◆ REQUEST ◆
Copy the entries below word for word, leaving out any picture.

+ + + + + + +

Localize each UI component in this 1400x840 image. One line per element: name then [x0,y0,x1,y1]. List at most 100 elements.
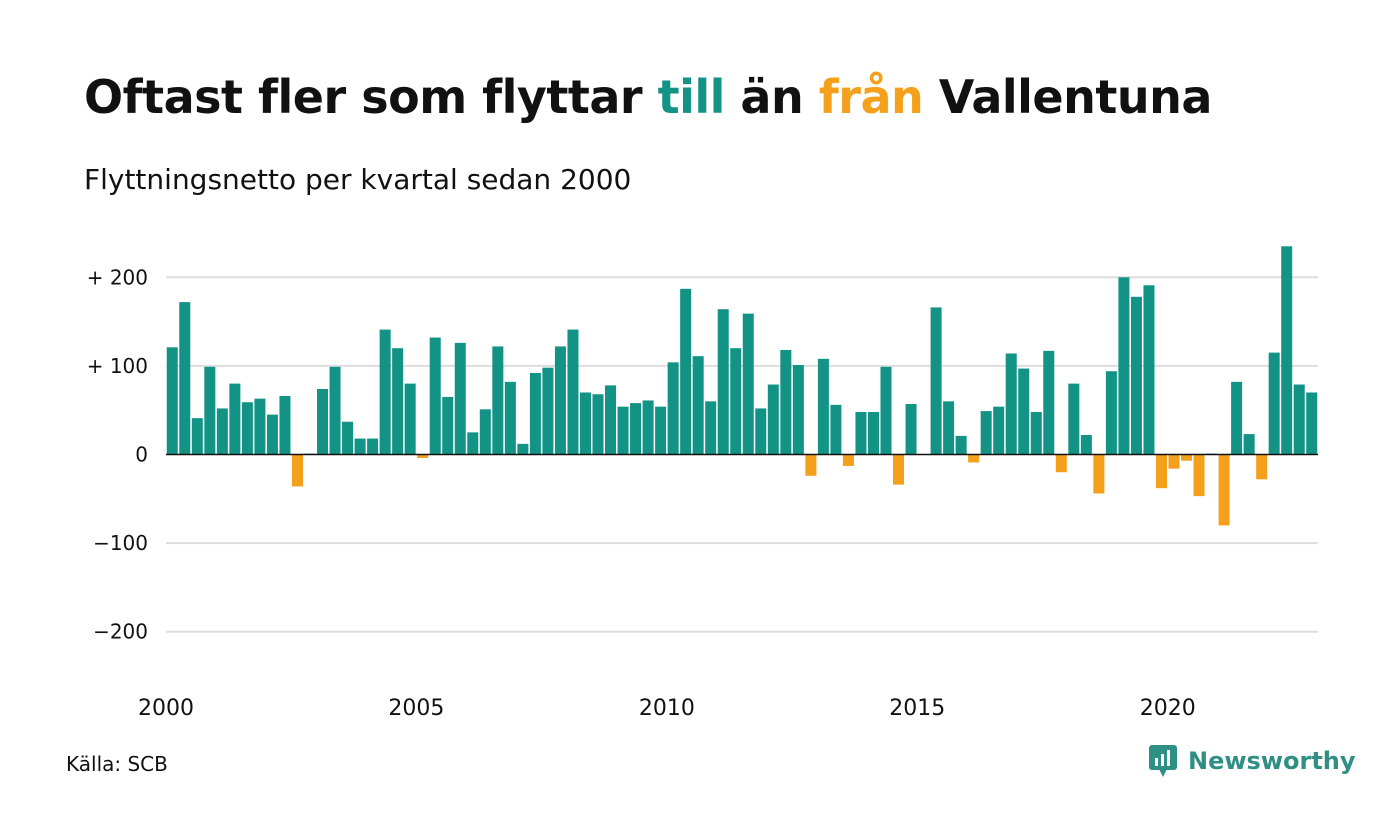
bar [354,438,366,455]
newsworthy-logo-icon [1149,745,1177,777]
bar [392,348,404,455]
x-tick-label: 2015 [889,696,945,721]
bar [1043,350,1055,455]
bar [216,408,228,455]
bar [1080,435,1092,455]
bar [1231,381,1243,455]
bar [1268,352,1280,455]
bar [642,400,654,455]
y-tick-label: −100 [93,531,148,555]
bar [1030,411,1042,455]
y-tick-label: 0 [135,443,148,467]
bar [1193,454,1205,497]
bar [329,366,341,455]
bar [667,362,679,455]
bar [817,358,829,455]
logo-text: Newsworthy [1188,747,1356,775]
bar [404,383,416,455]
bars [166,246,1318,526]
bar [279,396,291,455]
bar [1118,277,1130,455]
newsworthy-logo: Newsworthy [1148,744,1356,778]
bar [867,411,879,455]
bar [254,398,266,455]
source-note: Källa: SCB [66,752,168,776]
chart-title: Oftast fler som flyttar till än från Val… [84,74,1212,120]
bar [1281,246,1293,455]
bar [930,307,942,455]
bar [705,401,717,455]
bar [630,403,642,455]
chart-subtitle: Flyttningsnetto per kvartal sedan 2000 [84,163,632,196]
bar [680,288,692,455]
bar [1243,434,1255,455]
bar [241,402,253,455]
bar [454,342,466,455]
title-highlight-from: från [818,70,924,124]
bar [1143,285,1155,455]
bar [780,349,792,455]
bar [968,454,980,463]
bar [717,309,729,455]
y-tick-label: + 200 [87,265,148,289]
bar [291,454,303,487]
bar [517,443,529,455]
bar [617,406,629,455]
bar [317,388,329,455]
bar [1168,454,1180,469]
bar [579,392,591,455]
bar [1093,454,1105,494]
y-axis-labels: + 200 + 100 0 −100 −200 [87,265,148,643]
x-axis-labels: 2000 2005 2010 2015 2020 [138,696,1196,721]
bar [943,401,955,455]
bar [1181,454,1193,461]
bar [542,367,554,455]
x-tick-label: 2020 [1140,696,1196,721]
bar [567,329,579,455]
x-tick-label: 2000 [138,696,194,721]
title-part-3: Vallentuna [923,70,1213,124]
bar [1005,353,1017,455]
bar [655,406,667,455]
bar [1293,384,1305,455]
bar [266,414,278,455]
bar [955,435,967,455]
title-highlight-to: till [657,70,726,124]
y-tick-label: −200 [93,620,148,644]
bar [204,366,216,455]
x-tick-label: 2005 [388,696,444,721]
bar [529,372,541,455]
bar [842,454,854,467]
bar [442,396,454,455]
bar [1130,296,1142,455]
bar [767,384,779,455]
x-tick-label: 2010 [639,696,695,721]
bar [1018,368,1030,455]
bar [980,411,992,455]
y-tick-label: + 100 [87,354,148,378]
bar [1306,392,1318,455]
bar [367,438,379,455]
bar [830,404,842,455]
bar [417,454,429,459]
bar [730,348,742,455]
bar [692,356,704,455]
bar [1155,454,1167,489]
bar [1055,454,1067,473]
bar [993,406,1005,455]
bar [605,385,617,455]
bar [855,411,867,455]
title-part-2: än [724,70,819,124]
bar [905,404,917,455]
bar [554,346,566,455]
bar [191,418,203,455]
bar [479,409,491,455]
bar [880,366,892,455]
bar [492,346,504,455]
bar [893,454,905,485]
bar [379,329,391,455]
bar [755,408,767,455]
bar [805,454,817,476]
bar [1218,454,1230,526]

+ + + + + + +

◆ OUTPUT FOR THIS TASK ◆
Localize each UI component in this 1400x840 image. One line per element: name then [x0,y0,x1,y1]. List at most 100 elements.
bar [354,438,366,455]
newsworthy-logo-icon [1149,745,1177,777]
bar [392,348,404,455]
x-tick-label: 2015 [889,696,945,721]
bar [1043,350,1055,455]
bar [216,408,228,455]
bar [1080,435,1092,455]
bar [1231,381,1243,455]
bar [1268,352,1280,455]
bar [642,400,654,455]
y-tick-label: −100 [93,531,148,555]
bar [1030,411,1042,455]
y-tick-label: 0 [135,443,148,467]
bar [1193,454,1205,497]
bar [329,366,341,455]
bar [667,362,679,455]
bar [817,358,829,455]
logo-text: Newsworthy [1188,747,1356,775]
bar [404,383,416,455]
bars [166,246,1318,526]
bar [279,396,291,455]
bar [1118,277,1130,455]
newsworthy-logo: Newsworthy [1148,744,1356,778]
bar [867,411,879,455]
bar [254,398,266,455]
source-note: Källa: SCB [66,752,168,776]
chart-title: Oftast fler som flyttar till än från Val… [84,74,1212,120]
bar [1281,246,1293,455]
bar [930,307,942,455]
bar [705,401,717,455]
bar [630,403,642,455]
chart-subtitle: Flyttningsnetto per kvartal sedan 2000 [84,163,632,196]
bar [680,288,692,455]
bar [1243,434,1255,455]
bar [241,402,253,455]
bar [454,342,466,455]
title-highlight-from: från [818,70,924,124]
bar [1143,285,1155,455]
bar [780,349,792,455]
bar [968,454,980,463]
bar [717,309,729,455]
y-tick-label: + 200 [87,265,148,289]
bar [291,454,303,487]
bar [517,443,529,455]
bar [617,406,629,455]
bar [317,388,329,455]
bar [1168,454,1180,469]
bar [579,392,591,455]
bar [1093,454,1105,494]
y-axis-labels: + 200 + 100 0 −100 −200 [87,265,148,643]
x-axis-labels: 2000 2005 2010 2015 2020 [138,696,1196,721]
bar [943,401,955,455]
bar [1181,454,1193,461]
bar [542,367,554,455]
x-tick-label: 2020 [1140,696,1196,721]
bar [567,329,579,455]
x-tick-label: 2000 [138,696,194,721]
title-part-3: Vallentuna [923,70,1213,124]
bar [1005,353,1017,455]
bar [655,406,667,455]
bar [1293,384,1305,455]
bar [266,414,278,455]
bar [955,435,967,455]
title-highlight-to: till [657,70,726,124]
y-tick-label: −200 [93,620,148,644]
bar [204,366,216,455]
x-tick-label: 2005 [388,696,444,721]
bar [529,372,541,455]
bar [842,454,854,467]
bar [442,396,454,455]
bar [1130,296,1142,455]
bar [767,384,779,455]
x-tick-label: 2010 [639,696,695,721]
bar [1018,368,1030,455]
bar [980,411,992,455]
y-tick-label: + 100 [87,354,148,378]
bar [1306,392,1318,455]
bar [367,438,379,455]
bar [830,404,842,455]
bar [417,454,429,459]
bar [730,348,742,455]
bar [692,356,704,455]
bar [1155,454,1167,489]
bar [1055,454,1067,473]
bar [993,406,1005,455]
bar [605,385,617,455]
bar [855,411,867,455]
title-part-2: än [724,70,819,124]
bar [905,404,917,455]
bar [554,346,566,455]
bar [191,418,203,455]
bar [479,409,491,455]
bar [880,366,892,455]
bar [492,346,504,455]
bar [893,454,905,485]
bar [379,329,391,455]
bar [755,408,767,455]
bar [805,454,817,476]
bar [1218,454,1230,526]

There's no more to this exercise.